** GIVEN PROBLEM **
Below are records; count the lines in them that hold "attivazione" and give only the count.

** Dataset entries on figures **

+ + + +

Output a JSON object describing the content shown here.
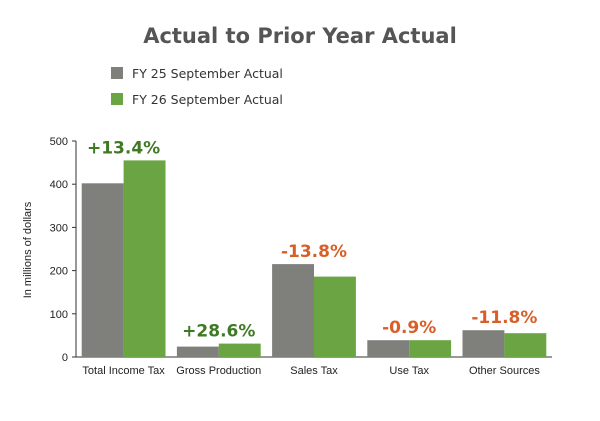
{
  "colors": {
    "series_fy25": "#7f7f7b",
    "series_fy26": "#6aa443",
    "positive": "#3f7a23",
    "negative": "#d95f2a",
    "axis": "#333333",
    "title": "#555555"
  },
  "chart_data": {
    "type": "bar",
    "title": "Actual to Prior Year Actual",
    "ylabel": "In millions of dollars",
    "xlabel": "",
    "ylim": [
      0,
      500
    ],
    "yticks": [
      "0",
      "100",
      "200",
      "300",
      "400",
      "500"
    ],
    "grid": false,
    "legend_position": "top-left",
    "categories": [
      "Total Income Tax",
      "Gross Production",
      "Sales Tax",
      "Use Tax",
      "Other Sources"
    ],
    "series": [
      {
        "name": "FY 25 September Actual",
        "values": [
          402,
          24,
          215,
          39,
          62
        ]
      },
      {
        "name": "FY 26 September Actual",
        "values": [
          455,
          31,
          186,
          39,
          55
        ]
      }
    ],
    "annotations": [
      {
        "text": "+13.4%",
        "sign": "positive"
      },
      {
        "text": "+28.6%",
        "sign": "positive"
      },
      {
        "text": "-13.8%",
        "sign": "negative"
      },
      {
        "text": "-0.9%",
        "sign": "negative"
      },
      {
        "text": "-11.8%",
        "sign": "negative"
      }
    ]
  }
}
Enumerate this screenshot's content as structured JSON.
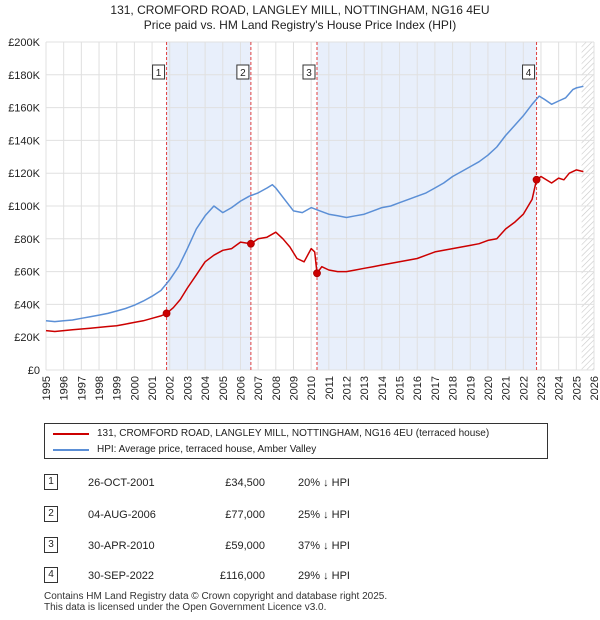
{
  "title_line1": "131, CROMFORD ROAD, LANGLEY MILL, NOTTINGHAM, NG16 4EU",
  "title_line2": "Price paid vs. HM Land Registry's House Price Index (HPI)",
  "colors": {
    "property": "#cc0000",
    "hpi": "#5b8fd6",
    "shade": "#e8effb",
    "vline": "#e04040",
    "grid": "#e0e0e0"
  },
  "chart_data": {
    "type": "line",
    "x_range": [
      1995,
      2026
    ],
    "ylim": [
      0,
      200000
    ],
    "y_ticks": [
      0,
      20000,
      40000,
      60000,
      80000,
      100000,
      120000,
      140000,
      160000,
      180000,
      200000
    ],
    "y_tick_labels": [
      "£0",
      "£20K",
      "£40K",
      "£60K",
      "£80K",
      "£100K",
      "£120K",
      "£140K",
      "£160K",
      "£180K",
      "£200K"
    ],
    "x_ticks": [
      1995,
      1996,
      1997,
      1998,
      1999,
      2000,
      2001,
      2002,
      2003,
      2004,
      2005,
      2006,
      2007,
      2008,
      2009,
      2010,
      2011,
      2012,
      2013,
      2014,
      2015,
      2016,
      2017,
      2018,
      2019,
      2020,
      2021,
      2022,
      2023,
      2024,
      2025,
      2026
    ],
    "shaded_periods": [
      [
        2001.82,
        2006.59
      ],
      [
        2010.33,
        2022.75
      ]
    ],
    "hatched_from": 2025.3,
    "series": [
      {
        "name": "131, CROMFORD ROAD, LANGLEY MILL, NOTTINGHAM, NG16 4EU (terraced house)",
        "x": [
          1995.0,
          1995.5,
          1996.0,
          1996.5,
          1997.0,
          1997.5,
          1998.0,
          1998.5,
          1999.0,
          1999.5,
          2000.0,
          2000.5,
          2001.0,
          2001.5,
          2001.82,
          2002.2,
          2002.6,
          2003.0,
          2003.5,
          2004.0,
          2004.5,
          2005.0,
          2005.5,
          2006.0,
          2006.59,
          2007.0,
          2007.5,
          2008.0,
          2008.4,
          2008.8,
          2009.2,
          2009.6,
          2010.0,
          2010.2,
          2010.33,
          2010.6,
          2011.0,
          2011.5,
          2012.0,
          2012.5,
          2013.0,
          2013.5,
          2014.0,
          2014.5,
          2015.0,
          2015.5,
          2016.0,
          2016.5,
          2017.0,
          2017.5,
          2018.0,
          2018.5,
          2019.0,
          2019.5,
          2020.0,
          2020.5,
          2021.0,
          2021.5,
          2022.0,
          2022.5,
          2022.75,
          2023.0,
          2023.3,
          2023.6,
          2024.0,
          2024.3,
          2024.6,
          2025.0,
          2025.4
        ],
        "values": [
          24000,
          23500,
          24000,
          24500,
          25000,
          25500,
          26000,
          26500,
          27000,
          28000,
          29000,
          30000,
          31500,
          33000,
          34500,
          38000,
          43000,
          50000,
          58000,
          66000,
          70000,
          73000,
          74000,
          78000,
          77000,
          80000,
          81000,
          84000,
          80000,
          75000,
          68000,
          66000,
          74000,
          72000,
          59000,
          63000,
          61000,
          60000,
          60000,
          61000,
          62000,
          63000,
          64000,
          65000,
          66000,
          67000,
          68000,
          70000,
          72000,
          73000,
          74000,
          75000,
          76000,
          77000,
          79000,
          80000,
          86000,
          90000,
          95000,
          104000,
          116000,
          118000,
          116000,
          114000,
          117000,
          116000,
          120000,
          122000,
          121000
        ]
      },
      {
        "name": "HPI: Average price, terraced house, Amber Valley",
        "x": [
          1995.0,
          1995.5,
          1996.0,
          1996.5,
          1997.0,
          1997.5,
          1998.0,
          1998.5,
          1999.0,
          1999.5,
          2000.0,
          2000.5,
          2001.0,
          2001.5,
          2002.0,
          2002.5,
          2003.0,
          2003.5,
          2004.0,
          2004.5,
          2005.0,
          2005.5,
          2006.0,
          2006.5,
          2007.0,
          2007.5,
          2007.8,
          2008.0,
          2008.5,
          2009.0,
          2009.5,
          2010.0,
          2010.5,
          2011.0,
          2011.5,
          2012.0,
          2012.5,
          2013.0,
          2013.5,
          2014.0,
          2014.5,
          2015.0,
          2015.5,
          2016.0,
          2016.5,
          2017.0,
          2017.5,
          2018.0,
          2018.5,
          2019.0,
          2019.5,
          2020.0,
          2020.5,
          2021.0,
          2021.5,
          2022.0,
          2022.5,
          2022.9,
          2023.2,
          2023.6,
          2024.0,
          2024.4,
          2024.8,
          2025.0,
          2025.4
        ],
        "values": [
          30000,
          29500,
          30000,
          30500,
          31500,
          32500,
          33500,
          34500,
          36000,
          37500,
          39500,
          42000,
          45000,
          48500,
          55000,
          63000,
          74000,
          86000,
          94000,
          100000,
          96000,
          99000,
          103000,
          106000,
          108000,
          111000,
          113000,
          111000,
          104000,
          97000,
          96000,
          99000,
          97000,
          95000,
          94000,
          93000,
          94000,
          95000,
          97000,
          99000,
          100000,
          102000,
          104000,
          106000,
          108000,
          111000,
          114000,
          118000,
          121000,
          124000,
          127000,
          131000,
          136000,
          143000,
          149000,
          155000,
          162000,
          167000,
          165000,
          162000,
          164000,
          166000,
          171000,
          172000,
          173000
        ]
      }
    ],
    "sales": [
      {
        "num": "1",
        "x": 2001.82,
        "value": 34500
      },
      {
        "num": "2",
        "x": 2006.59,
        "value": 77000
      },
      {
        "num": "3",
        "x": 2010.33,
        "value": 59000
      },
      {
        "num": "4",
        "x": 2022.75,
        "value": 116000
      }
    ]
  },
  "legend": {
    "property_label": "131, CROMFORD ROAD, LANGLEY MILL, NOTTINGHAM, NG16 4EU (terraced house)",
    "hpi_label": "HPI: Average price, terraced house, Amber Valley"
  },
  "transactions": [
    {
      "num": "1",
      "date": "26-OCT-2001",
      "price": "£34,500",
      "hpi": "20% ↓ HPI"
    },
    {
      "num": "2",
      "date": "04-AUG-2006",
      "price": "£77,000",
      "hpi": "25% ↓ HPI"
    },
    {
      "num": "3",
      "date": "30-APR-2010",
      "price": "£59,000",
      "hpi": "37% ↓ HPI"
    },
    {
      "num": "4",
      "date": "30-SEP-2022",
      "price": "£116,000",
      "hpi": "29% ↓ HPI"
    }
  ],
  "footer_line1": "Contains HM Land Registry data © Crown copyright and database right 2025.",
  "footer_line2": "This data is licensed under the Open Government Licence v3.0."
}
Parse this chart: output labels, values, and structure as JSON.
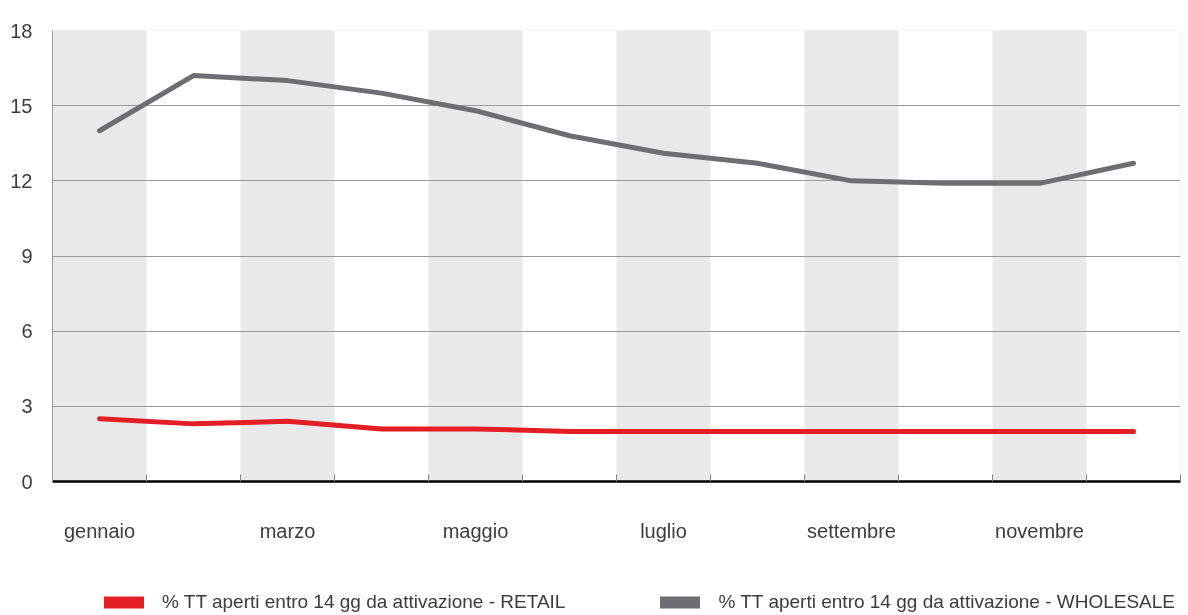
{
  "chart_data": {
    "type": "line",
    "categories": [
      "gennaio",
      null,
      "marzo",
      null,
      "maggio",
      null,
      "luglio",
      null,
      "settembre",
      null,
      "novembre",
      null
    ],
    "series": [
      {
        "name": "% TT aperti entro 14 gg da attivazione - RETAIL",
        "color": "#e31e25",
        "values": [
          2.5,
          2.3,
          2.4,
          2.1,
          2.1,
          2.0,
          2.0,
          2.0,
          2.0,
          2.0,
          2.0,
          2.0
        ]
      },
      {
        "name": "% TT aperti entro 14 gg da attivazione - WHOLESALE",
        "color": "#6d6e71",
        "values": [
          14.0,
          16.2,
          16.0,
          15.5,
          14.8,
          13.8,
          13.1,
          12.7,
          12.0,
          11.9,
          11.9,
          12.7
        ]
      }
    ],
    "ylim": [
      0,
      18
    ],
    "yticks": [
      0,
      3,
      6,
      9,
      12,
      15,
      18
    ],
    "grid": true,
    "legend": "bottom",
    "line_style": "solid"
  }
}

+ + + +

** THE RESULT **
2